Extracted data entries:
** START **

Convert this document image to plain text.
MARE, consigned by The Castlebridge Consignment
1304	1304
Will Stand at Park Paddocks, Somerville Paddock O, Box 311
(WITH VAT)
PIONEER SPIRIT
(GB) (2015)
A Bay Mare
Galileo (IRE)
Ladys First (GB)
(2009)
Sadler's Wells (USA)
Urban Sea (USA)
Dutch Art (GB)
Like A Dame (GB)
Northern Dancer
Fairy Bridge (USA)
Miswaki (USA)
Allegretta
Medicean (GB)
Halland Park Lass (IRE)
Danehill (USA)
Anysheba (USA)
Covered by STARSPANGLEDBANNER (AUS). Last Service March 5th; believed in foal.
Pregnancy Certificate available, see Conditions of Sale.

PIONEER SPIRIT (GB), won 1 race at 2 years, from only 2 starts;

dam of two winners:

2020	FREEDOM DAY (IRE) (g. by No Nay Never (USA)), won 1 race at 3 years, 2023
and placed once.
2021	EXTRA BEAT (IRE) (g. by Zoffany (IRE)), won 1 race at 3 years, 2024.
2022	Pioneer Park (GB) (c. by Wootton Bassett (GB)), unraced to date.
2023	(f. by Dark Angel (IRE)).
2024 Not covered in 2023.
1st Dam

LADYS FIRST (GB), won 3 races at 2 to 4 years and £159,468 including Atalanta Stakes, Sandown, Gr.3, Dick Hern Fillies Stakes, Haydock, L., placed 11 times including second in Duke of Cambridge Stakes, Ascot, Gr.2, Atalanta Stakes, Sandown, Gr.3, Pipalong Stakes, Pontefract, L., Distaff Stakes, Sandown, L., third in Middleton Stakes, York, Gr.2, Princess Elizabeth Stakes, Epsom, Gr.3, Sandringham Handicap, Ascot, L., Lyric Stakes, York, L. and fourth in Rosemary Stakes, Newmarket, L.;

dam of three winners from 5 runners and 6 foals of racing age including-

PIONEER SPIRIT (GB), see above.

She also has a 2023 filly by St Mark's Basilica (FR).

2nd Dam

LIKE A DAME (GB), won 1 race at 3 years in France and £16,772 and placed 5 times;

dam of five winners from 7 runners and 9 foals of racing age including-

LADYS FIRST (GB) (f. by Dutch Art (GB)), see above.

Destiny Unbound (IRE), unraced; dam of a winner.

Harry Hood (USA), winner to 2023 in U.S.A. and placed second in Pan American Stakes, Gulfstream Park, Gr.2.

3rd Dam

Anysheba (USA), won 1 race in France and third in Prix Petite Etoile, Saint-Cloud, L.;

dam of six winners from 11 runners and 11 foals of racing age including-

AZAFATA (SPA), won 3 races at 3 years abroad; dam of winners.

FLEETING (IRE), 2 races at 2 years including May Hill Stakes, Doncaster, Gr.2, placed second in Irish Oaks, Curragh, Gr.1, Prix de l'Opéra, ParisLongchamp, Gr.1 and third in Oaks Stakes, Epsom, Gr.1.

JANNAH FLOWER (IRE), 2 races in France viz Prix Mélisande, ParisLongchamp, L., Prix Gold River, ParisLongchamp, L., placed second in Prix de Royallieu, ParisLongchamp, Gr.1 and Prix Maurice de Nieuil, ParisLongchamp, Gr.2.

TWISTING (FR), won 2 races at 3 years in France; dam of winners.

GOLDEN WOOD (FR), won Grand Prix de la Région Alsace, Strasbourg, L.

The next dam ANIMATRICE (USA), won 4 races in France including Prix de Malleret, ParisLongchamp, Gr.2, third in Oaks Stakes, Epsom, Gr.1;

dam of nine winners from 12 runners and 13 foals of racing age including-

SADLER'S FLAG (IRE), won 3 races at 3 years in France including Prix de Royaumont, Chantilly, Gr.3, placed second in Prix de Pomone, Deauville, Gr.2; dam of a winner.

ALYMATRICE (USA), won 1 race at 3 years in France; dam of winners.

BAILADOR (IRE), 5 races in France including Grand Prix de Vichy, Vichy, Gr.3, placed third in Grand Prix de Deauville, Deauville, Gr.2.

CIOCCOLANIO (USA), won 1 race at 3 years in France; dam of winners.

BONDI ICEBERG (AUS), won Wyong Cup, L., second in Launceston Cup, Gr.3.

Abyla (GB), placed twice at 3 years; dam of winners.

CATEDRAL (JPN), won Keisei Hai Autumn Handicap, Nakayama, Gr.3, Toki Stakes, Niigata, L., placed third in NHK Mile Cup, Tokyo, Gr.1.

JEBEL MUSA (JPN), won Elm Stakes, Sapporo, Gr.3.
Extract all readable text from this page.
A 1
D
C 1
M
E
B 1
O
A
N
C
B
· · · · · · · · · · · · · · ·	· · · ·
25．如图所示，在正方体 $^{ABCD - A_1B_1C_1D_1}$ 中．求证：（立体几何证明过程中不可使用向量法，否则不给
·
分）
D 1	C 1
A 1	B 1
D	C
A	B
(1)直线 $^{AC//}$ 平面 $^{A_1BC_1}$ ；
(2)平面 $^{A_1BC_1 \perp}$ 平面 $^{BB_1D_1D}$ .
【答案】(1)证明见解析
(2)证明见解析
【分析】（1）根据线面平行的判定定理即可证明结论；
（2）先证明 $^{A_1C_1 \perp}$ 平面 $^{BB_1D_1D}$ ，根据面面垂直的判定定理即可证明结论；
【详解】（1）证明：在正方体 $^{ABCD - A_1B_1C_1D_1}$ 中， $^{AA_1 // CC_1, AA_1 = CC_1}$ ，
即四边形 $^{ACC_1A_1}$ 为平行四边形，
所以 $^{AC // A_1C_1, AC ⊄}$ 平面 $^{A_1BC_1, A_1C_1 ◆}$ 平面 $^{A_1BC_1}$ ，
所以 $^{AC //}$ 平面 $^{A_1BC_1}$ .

** END **

◆ **WHAT IS BEING ASKED**
Print the whole listing again, exactly.

◆ **RESULT OF THE EXERCISE**
Convert this document image to plain text.
MARE, consigned by The Castlebridge Consignment
1304	1304
Will Stand at Park Paddocks, Somerville Paddock O, Box 311
(WITH VAT)
PIONEER SPIRIT
(GB) (2015)
A Bay Mare
Galileo (IRE)
Ladys First (GB)
(2009)
Sadler's Wells (USA)
Urban Sea (USA)
Dutch Art (GB)
Like A Dame (GB)
Northern Dancer
Fairy Bridge (USA)
Miswaki (USA)
Allegretta
Medicean (GB)
Halland Park Lass (IRE)
Danehill (USA)
Anysheba (USA)
Covered by STARSPANGLEDBANNER (AUS). Last Service March 5th; believed in foal.
Pregnancy Certificate available, see Conditions of Sale.

PIONEER SPIRIT (GB), won 1 race at 2 years, from only 2 starts;

dam of two winners:

2020	FREEDOM DAY (IRE) (g. by No Nay Never (USA)), won 1 race at 3 years, 2023
and placed once.
2021	EXTRA BEAT (IRE) (g. by Zoffany (IRE)), won 1 race at 3 years, 2024.
2022	Pioneer Park (GB) (c. by Wootton Bassett (GB)), unraced to date.
2023	(f. by Dark Angel (IRE)).
2024 Not covered in 2023.
1st Dam

LADYS FIRST (GB), won 3 races at 2 to 4 years and £159,468 including Atalanta Stakes, Sandown, Gr.3, Dick Hern Fillies Stakes, Haydock, L., placed 11 times including second in Duke of Cambridge Stakes, Ascot, Gr.2, Atalanta Stakes, Sandown, Gr.3, Pipalong Stakes, Pontefract, L., Distaff Stakes, Sandown, L., third in Middleton Stakes, York, Gr.2, Princess Elizabeth Stakes, Epsom, Gr.3, Sandringham Handicap, Ascot, L., Lyric Stakes, York, L. and fourth in Rosemary Stakes, Newmarket, L.;

dam of three winners from 5 runners and 6 foals of racing age including-

PIONEER SPIRIT (GB), see above.

She also has a 2023 filly by St Mark's Basilica (FR).

2nd Dam

LIKE A DAME (GB), won 1 race at 3 years in France and £16,772 and placed 5 times;

dam of five winners from 7 runners and 9 foals of racing age including-

LADYS FIRST (GB) (f. by Dutch Art (GB)), see above.

Destiny Unbound (IRE), unraced; dam of a winner.

Harry Hood (USA), winner to 2023 in U.S.A. and placed second in Pan American Stakes, Gulfstream Park, Gr.2.

3rd Dam

Anysheba (USA), won 1 race in France and third in Prix Petite Etoile, Saint-Cloud, L.;

dam of six winners from 11 runners and 11 foals of racing age including-

AZAFATA (SPA), won 3 races at 3 years abroad; dam of winners.

FLEETING (IRE), 2 races at 2 years including May Hill Stakes, Doncaster, Gr.2, placed second in Irish Oaks, Curragh, Gr.1, Prix de l'Opéra, ParisLongchamp, Gr.1 and third in Oaks Stakes, Epsom, Gr.1.

JANNAH FLOWER (IRE), 2 races in France viz Prix Mélisande, ParisLongchamp, L., Prix Gold River, ParisLongchamp, L., placed second in Prix de Royallieu, ParisLongchamp, Gr.1 and Prix Maurice de Nieuil, ParisLongchamp, Gr.2.

TWISTING (FR), won 2 races at 3 years in France; dam of winners.

GOLDEN WOOD (FR), won Grand Prix de la Région Alsace, Strasbourg, L.

The next dam ANIMATRICE (USA), won 4 races in France including Prix de Malleret, ParisLongchamp, Gr.2, third in Oaks Stakes, Epsom, Gr.1;

dam of nine winners from 12 runners and 13 foals of racing age including-

SADLER'S FLAG (IRE), won 3 races at 3 years in France including Prix de Royaumont, Chantilly, Gr.3, placed second in Prix de Pomone, Deauville, Gr.2; dam of a winner.

ALYMATRICE (USA), won 1 race at 3 years in France; dam of winners.

BAILADOR (IRE), 5 races in France including Grand Prix de Vichy, Vichy, Gr.3, placed third in Grand Prix de Deauville, Deauville, Gr.2.

CIOCCOLANIO (USA), won 1 race at 3 years in France; dam of winners.

BONDI ICEBERG (AUS), won Wyong Cup, L., second in Launceston Cup, Gr.3.

Abyla (GB), placed twice at 3 years; dam of winners.

CATEDRAL (JPN), won Keisei Hai Autumn Handicap, Nakayama, Gr.3, Toki Stakes, Niigata, L., placed third in NHK Mile Cup, Tokyo, Gr.1.

JEBEL MUSA (JPN), won Elm Stakes, Sapporo, Gr.3.
Extract all readable text from this page.
A 1
D
C 1
M
E
B 1
O
A
N
C
B
· · · · · · · · · · · · · · ·	· · · ·
25．如图所示，在正方体 $^{ABCD - A_1B_1C_1D_1}$ 中．求证：（立体几何证明过程中不可使用向量法，否则不给
·
分）
D 1	C 1
A 1	B 1
D	C
A	B
(1)直线 $^{AC//}$ 平面 $^{A_1BC_1}$ ；
(2)平面 $^{A_1BC_1 \perp}$ 平面 $^{BB_1D_1D}$ .
【答案】(1)证明见解析
(2)证明见解析
【分析】（1）根据线面平行的判定定理即可证明结论；
（2）先证明 $^{A_1C_1 \perp}$ 平面 $^{BB_1D_1D}$ ，根据面面垂直的判定定理即可证明结论；
【详解】（1）证明：在正方体 $^{ABCD - A_1B_1C_1D_1}$ 中， $^{AA_1 // CC_1, AA_1 = CC_1}$ ，
即四边形 $^{ACC_1A_1}$ 为平行四边形，
所以 $^{AC // A_1C_1, AC ⊄}$ 平面 $^{A_1BC_1, A_1C_1 ◆}$ 平面 $^{A_1BC_1}$ ，
所以 $^{AC //}$ 平面 $^{A_1BC_1}$ .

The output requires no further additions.